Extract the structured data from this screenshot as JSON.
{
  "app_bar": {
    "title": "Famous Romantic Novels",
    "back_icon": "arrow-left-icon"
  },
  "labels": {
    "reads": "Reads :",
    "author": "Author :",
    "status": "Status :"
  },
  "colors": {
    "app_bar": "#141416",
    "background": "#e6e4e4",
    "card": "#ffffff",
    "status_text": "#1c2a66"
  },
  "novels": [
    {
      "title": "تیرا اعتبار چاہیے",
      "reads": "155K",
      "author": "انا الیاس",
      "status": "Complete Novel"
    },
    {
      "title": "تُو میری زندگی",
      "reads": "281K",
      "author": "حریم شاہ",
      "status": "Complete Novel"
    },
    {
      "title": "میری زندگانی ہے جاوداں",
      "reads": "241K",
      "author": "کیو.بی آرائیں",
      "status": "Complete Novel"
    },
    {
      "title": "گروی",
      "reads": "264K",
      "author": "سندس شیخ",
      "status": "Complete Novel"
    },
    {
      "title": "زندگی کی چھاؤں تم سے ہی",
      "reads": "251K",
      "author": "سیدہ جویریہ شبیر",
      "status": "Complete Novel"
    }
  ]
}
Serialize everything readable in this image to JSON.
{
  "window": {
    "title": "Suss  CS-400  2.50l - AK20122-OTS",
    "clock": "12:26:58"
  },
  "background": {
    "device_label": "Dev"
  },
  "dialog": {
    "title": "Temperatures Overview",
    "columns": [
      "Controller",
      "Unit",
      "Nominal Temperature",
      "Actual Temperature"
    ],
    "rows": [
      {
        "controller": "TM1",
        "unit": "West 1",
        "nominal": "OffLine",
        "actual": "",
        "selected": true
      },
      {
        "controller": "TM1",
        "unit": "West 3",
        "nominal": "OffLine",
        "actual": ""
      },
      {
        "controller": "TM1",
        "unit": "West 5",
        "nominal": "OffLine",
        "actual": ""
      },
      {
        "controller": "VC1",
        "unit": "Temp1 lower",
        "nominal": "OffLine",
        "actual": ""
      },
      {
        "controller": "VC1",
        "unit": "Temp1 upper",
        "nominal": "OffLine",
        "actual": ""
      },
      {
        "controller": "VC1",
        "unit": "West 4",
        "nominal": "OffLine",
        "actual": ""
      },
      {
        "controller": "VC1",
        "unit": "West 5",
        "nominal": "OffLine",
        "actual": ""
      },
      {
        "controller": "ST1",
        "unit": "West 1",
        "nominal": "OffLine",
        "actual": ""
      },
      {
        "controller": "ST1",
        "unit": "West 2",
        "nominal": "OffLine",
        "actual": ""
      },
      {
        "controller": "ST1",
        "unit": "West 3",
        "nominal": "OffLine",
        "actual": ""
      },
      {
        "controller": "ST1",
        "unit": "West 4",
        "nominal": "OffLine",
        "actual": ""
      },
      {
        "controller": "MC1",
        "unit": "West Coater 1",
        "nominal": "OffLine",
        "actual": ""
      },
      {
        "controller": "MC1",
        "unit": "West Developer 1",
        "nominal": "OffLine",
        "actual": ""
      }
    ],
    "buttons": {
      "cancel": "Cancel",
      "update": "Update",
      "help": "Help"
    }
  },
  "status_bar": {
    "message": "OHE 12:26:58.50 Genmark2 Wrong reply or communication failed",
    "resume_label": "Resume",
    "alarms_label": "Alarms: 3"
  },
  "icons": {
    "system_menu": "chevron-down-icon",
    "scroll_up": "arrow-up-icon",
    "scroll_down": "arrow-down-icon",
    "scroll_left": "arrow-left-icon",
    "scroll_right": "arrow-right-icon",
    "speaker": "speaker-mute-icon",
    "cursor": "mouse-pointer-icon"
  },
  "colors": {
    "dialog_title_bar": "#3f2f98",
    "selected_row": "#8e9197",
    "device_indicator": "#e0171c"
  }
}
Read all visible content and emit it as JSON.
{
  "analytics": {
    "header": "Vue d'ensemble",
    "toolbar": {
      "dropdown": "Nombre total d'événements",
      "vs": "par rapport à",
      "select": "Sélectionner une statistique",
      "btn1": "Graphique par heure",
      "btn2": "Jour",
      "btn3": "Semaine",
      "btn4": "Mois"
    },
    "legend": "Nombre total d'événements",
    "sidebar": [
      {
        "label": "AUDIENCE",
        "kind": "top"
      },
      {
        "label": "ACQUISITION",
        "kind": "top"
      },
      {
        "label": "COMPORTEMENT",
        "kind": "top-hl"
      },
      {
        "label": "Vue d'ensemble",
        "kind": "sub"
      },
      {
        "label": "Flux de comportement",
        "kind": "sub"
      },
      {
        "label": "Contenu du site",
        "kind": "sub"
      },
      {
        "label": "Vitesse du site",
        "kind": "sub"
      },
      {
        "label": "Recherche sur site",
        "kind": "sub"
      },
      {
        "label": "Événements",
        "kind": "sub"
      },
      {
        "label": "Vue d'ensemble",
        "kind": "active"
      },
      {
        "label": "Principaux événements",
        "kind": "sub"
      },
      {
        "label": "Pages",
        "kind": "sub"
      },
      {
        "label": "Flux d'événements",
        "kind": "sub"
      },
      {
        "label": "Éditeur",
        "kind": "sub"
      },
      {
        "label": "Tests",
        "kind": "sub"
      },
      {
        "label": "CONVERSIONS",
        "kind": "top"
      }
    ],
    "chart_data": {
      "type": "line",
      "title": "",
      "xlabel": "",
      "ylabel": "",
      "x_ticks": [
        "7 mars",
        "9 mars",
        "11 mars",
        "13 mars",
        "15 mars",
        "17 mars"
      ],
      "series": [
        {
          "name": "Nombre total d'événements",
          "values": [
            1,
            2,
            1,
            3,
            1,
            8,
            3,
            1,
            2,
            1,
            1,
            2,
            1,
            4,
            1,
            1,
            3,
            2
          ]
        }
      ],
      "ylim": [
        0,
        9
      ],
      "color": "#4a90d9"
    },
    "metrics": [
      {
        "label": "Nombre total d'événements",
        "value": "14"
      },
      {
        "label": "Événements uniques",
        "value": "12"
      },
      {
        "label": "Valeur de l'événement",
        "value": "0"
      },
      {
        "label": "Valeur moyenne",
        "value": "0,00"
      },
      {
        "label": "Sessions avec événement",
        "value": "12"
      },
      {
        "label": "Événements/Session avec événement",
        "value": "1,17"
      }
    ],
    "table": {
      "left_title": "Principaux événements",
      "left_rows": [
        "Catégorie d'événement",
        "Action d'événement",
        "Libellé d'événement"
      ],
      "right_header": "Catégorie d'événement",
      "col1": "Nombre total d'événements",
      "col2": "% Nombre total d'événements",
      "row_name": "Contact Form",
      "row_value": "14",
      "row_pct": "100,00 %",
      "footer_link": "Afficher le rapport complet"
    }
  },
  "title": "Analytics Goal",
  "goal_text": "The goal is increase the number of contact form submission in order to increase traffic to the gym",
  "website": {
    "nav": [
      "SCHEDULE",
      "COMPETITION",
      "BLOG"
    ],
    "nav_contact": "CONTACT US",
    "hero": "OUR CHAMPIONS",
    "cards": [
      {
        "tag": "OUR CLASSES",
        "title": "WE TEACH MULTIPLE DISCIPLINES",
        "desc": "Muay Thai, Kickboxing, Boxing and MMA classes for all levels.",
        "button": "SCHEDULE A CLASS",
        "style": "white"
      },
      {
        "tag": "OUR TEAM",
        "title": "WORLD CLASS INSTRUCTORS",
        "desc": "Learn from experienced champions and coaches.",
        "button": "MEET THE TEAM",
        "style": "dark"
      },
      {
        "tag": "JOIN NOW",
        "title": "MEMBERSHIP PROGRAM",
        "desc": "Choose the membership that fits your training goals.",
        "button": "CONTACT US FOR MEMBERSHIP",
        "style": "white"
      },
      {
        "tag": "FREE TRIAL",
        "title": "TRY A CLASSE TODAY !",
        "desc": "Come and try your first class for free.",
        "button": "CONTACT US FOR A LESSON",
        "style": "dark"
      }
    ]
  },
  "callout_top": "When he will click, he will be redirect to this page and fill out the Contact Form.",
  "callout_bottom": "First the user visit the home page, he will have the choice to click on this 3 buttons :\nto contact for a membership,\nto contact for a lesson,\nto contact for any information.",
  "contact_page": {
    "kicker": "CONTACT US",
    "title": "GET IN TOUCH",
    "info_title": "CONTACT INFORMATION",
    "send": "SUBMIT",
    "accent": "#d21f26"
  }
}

◆ ◆ ◆ ◆ ◆ ◆ ◆

== Prompt ==
Find the lines holding "زندگی" and list every one.

== Solution for this problem ==
      "title": "تُو میری زندگی",
      "title": "زندگی کی چھاؤں تم سے ہی",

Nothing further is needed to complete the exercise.